Extract every record, keeping each one exactly as it is.
╭──
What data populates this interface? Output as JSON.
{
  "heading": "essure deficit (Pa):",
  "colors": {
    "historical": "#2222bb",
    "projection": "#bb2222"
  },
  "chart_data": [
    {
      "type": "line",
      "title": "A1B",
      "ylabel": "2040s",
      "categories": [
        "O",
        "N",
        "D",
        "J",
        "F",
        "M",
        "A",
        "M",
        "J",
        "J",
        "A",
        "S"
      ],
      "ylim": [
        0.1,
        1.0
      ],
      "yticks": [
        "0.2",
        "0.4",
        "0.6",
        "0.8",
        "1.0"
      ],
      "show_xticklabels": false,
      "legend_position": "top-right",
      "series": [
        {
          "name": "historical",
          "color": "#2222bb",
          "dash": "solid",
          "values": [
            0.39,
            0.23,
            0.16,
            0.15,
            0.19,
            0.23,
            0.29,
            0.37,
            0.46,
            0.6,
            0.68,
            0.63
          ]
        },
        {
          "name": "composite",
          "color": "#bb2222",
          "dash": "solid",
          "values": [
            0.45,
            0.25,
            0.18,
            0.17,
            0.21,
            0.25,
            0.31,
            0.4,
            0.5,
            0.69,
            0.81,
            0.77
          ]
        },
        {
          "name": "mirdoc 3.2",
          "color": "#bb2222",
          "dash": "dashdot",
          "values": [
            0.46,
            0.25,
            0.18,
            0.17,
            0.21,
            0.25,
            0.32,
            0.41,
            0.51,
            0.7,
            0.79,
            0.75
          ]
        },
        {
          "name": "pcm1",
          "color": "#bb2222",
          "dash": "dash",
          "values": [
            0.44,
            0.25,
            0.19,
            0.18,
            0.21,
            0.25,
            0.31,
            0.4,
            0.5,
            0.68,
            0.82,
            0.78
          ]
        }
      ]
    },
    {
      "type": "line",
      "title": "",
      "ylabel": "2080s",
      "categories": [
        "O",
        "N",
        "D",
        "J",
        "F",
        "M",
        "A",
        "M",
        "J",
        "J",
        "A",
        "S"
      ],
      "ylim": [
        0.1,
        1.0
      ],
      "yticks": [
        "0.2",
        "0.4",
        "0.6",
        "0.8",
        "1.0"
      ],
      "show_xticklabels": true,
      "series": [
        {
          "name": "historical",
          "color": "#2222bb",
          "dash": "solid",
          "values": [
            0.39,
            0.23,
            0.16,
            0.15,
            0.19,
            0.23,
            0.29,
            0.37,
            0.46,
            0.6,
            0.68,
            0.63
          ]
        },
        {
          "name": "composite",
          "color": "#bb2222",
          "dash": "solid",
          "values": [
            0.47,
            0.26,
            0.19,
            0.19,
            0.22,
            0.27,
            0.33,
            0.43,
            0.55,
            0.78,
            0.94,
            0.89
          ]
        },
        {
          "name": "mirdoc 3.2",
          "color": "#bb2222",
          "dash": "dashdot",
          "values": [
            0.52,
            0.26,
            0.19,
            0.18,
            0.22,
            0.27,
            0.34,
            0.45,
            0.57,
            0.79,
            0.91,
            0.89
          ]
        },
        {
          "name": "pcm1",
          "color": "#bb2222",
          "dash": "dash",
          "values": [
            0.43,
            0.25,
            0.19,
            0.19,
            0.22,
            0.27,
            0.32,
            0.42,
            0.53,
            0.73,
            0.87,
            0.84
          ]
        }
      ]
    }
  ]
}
╰──
• **FULL OUTPUT**
What data populates this interface? Output as JSON.
{
  "heading": "essure deficit (Pa):",
  "colors": {
    "historical": "#2222bb",
    "projection": "#bb2222"
  },
  "chart_data": [
    {
      "type": "line",
      "title": "A1B",
      "ylabel": "2040s",
      "categories": [
        "O",
        "N",
        "D",
        "J",
        "F",
        "M",
        "A",
        "M",
        "J",
        "J",
        "A",
        "S"
      ],
      "ylim": [
        0.1,
        1.0
      ],
      "yticks": [
        "0.2",
        "0.4",
        "0.6",
        "0.8",
        "1.0"
      ],
      "show_xticklabels": false,
      "legend_position": "top-right",
      "series": [
        {
          "name": "historical",
          "color": "#2222bb",
          "dash": "solid",
          "values": [
            0.39,
            0.23,
            0.16,
            0.15,
            0.19,
            0.23,
            0.29,
            0.37,
            0.46,
            0.6,
            0.68,
            0.63
          ]
        },
        {
          "name": "composite",
          "color": "#bb2222",
          "dash": "solid",
          "values": [
            0.45,
            0.25,
            0.18,
            0.17,
            0.21,
            0.25,
            0.31,
            0.4,
            0.5,
            0.69,
            0.81,
            0.77
          ]
        },
        {
          "name": "mirdoc 3.2",
          "color": "#bb2222",
          "dash": "dashdot",
          "values": [
            0.46,
            0.25,
            0.18,
            0.17,
            0.21,
            0.25,
            0.32,
            0.41,
            0.51,
            0.7,
            0.79,
            0.75
          ]
        },
        {
          "name": "pcm1",
          "color": "#bb2222",
          "dash": "dash",
          "values": [
            0.44,
            0.25,
            0.19,
            0.18,
            0.21,
            0.25,
            0.31,
            0.4,
            0.5,
            0.68,
            0.82,
            0.78
          ]
        }
      ]
    },
    {
      "type": "line",
      "title": "",
      "ylabel": "2080s",
      "categories": [
        "O",
        "N",
        "D",
        "J",
        "F",
        "M",
        "A",
        "M",
        "J",
        "J",
        "A",
        "S"
      ],
      "ylim": [
        0.1,
        1.0
      ],
      "yticks": [
        "0.2",
        "0.4",
        "0.6",
        "0.8",
        "1.0"
      ],
      "show_xticklabels": true,
      "series": [
        {
          "name": "historical",
          "color": "#2222bb",
          "dash": "solid",
          "values": [
            0.39,
            0.23,
            0.16,
            0.15,
            0.19,
            0.23,
            0.29,
            0.37,
            0.46,
            0.6,
            0.68,
            0.63
          ]
        },
        {
          "name": "composite",
          "color": "#bb2222",
          "dash": "solid",
          "values": [
            0.47,
            0.26,
            0.19,
            0.19,
            0.22,
            0.27,
            0.33,
            0.43,
            0.55,
            0.78,
            0.94,
            0.89
          ]
        },
        {
          "name": "mirdoc 3.2",
          "color": "#bb2222",
          "dash": "dashdot",
          "values": [
            0.52,
            0.26,
            0.19,
            0.18,
            0.22,
            0.27,
            0.34,
            0.45,
            0.57,
            0.79,
            0.91,
            0.89
          ]
        },
        {
          "name": "pcm1",
          "color": "#bb2222",
          "dash": "dash",
          "values": [
            0.43,
            0.25,
            0.19,
            0.19,
            0.22,
            0.27,
            0.32,
            0.42,
            0.53,
            0.73,
            0.87,
            0.84
          ]
        }
      ]
    }
  ]
}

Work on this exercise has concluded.